# Given task
Please list all lines of the material below in which the string "Ammonia" occurs.

# Source data
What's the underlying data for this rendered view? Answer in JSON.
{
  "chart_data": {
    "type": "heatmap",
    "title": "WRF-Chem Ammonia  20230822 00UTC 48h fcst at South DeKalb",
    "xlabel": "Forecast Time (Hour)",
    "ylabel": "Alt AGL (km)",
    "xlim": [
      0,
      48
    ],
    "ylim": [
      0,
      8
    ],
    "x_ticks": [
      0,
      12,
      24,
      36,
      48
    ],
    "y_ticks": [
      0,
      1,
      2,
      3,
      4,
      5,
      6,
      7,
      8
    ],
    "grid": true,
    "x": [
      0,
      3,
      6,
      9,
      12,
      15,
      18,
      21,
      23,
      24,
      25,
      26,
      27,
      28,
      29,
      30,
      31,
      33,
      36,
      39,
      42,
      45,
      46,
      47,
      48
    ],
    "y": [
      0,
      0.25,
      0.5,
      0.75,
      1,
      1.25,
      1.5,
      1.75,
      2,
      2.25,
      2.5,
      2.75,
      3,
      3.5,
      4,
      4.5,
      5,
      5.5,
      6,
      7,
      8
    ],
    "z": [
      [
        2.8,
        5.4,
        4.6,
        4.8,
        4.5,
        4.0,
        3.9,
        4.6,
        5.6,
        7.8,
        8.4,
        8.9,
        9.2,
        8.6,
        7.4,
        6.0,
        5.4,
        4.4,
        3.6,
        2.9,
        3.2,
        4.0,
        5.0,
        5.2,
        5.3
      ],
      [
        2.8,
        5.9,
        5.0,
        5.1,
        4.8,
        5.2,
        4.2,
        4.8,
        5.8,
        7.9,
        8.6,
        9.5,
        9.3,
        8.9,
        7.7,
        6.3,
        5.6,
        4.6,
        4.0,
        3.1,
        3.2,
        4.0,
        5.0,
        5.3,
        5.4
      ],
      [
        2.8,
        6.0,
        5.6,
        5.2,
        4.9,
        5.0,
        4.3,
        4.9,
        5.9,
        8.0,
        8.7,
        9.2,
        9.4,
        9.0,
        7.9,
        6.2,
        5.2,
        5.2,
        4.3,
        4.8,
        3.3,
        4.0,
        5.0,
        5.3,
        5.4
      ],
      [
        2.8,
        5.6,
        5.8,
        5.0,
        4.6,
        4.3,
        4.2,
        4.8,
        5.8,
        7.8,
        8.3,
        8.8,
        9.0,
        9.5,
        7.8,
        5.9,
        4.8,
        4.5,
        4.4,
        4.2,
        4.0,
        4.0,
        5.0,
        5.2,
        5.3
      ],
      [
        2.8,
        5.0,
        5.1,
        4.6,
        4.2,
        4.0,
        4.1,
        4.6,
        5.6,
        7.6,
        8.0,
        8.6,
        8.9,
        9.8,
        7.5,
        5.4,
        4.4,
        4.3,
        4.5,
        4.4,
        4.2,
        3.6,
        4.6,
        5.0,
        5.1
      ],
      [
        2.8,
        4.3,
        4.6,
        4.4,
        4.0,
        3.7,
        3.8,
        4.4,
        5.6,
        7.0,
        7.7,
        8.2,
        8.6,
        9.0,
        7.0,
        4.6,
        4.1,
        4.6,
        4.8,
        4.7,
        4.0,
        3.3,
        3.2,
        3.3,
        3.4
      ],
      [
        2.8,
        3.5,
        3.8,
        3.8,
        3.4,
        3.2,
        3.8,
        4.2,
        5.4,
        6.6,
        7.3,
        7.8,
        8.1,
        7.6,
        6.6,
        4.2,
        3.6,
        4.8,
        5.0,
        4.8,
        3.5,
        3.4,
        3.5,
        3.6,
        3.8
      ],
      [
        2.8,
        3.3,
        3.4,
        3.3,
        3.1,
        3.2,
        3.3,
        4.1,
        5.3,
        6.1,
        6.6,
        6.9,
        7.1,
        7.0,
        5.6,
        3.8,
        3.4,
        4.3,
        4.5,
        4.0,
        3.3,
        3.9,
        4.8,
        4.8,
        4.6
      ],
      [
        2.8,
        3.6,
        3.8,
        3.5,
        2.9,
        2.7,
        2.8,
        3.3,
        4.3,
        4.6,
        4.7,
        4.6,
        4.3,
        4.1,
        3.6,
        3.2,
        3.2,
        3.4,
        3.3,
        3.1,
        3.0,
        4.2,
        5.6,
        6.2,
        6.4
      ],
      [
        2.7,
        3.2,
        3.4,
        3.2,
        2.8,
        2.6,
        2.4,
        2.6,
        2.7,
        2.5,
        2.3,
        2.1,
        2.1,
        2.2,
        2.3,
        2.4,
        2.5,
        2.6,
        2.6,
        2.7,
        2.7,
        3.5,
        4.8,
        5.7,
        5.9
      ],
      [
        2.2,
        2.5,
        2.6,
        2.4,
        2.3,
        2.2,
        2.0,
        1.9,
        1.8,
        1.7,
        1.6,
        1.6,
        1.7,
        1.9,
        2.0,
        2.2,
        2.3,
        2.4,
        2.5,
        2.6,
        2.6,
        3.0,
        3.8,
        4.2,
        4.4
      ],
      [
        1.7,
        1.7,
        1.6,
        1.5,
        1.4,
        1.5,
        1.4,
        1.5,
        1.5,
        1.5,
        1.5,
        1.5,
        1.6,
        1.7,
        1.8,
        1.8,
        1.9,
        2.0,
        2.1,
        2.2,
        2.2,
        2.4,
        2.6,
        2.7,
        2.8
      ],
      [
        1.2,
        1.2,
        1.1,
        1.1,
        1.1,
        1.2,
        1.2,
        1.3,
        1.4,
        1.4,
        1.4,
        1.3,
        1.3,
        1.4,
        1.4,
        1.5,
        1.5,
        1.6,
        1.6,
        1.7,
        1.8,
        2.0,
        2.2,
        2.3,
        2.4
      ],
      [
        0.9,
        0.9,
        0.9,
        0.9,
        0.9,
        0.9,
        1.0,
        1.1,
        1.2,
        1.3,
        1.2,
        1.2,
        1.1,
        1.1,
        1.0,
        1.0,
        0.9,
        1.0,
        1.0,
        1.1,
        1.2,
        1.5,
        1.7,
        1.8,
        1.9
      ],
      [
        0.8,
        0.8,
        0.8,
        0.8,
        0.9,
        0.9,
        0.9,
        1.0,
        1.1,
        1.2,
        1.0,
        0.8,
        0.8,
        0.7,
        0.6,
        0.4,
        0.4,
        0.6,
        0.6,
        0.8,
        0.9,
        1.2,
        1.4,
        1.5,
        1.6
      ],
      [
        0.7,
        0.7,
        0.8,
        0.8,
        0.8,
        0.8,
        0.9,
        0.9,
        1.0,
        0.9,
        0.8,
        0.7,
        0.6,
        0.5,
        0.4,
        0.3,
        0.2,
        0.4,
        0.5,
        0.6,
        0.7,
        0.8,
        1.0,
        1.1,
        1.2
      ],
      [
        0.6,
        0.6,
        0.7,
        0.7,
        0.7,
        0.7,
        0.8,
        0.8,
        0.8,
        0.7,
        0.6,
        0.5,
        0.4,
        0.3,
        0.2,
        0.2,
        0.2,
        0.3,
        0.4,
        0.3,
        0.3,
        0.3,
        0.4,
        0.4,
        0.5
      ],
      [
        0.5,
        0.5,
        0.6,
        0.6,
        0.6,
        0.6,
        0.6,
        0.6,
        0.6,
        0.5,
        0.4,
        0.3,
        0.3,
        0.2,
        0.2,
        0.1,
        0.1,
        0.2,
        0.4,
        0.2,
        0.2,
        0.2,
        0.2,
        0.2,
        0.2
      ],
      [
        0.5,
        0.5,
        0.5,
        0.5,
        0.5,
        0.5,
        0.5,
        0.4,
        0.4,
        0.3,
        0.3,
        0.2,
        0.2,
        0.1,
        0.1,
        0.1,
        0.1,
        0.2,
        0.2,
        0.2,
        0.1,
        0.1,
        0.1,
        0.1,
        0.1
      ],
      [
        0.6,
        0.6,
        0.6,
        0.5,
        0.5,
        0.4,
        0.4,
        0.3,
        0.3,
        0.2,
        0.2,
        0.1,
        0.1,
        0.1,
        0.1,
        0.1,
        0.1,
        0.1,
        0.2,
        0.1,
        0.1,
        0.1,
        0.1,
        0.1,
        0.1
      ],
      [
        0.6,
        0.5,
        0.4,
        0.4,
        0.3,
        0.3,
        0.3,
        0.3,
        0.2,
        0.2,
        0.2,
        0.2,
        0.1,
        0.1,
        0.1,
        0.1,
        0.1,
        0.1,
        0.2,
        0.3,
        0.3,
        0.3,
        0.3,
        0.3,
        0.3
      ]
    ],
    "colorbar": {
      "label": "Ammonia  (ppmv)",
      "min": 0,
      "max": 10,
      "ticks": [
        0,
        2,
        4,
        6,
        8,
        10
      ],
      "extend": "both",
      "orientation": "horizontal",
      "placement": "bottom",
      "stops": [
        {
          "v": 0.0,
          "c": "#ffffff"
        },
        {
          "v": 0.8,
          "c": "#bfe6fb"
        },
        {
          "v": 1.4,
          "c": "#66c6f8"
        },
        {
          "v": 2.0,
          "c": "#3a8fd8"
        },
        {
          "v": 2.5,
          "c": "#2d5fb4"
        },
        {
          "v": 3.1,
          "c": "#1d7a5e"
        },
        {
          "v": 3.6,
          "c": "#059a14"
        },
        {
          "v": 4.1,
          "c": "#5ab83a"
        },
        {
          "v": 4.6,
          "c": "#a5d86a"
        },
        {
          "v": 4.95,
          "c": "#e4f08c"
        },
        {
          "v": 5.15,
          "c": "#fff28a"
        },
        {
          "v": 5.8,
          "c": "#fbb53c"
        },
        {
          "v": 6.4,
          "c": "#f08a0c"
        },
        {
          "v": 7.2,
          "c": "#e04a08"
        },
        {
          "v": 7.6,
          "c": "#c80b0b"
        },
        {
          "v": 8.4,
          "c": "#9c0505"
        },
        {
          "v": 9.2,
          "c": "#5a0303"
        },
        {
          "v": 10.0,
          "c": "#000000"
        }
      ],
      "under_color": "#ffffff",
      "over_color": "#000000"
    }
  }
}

# Expected output
    "title": "WRF-Chem Ammonia  20230822 00UTC 48h fcst at South DeKalb",
      "label": "Ammonia  (ppmv)",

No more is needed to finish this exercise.